▶ _WHAT IS ASKED_
Quote the records that follow in full and exactly; leave out the pictures.

▶ _RAW RECORDS_

━━━━

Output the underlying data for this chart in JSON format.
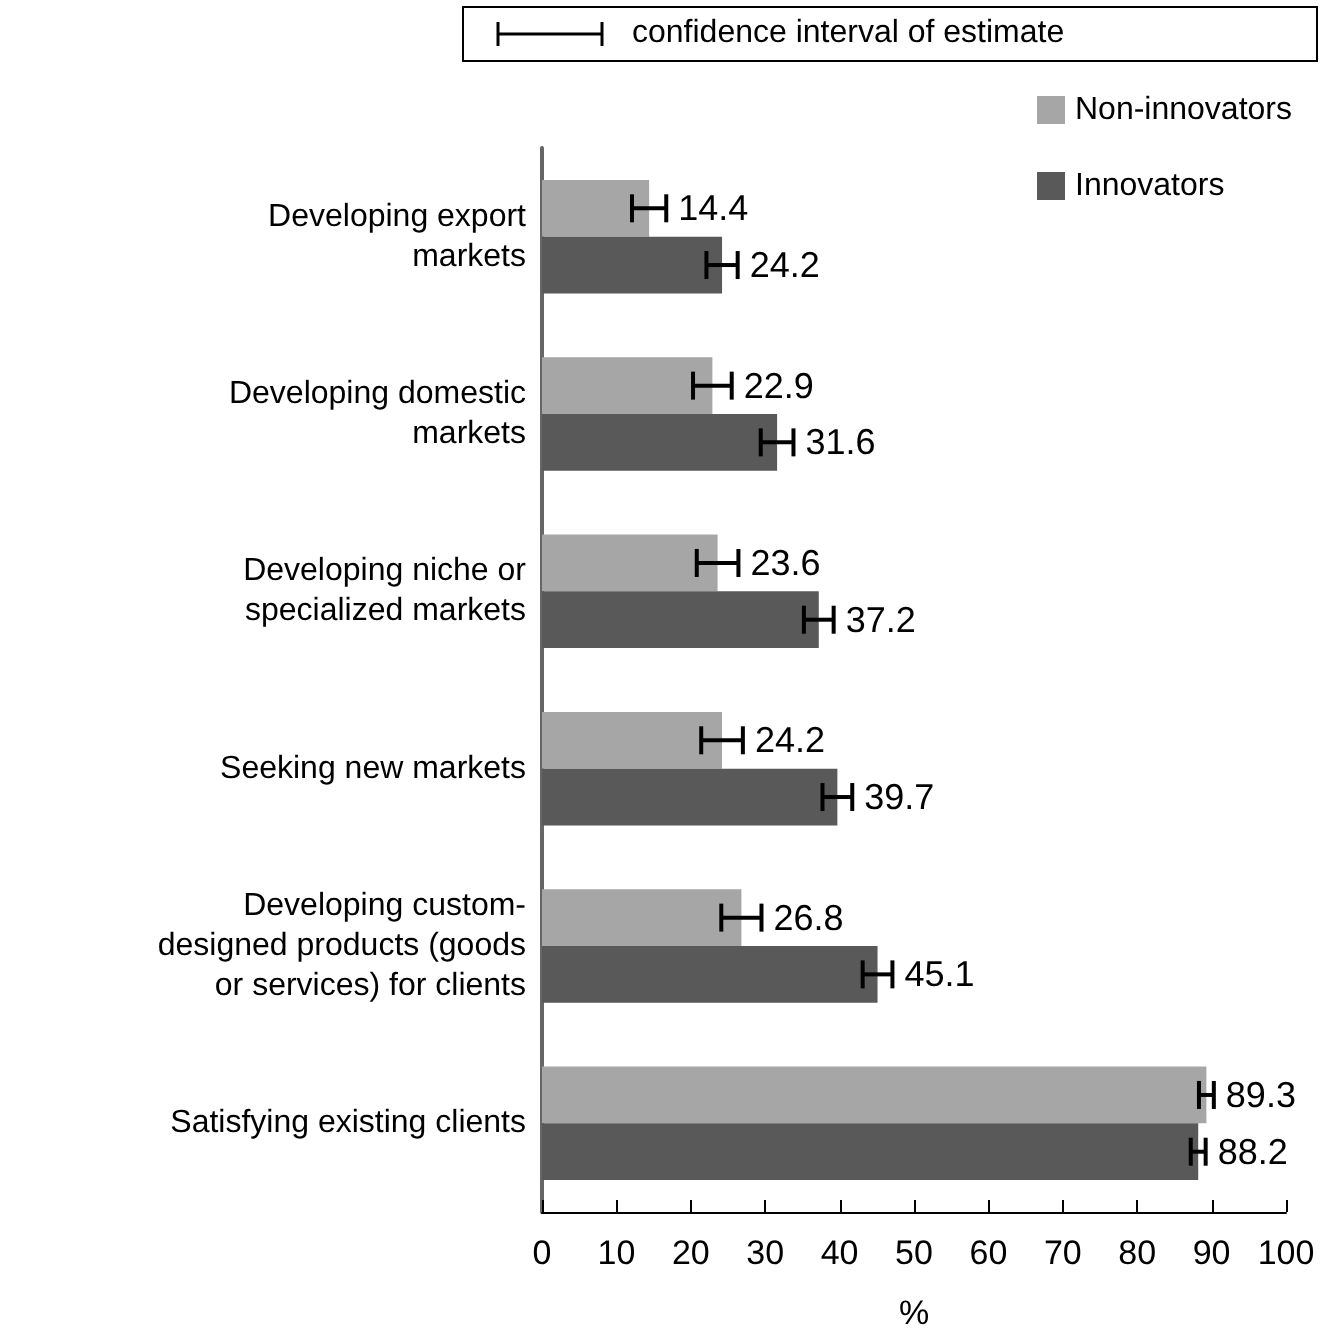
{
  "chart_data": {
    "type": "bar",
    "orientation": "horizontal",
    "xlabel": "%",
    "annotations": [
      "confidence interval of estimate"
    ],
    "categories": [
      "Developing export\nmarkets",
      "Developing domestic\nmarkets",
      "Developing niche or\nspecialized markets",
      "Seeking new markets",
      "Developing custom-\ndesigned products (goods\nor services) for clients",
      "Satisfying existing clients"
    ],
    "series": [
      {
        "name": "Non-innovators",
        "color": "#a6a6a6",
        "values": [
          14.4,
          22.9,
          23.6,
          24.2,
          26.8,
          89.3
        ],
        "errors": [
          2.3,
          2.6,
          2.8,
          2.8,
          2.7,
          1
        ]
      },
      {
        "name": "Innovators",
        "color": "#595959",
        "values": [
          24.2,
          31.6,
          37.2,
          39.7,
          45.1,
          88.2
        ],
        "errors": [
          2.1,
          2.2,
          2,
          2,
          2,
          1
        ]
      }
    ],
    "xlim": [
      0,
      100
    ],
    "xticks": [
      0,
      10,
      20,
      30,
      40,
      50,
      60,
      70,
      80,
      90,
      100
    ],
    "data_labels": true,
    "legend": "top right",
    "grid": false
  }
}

━━━━

▶ _RESPONSE TO THE TASK_
Output the underlying data for this chart in JSON format.
{
  "chart_data": {
    "type": "bar",
    "orientation": "horizontal",
    "xlabel": "%",
    "annotations": [
      "confidence interval of estimate"
    ],
    "categories": [
      "Developing export\nmarkets",
      "Developing domestic\nmarkets",
      "Developing niche or\nspecialized markets",
      "Seeking new markets",
      "Developing custom-\ndesigned products (goods\nor services) for clients",
      "Satisfying existing clients"
    ],
    "series": [
      {
        "name": "Non-innovators",
        "color": "#a6a6a6",
        "values": [
          14.4,
          22.9,
          23.6,
          24.2,
          26.8,
          89.3
        ],
        "errors": [
          2.3,
          2.6,
          2.8,
          2.8,
          2.7,
          1
        ]
      },
      {
        "name": "Innovators",
        "color": "#595959",
        "values": [
          24.2,
          31.6,
          37.2,
          39.7,
          45.1,
          88.2
        ],
        "errors": [
          2.1,
          2.2,
          2,
          2,
          2,
          1
        ]
      }
    ],
    "xlim": [
      0,
      100
    ],
    "xticks": [
      0,
      10,
      20,
      30,
      40,
      50,
      60,
      70,
      80,
      90,
      100
    ],
    "data_labels": true,
    "legend": "top right",
    "grid": false
  }
}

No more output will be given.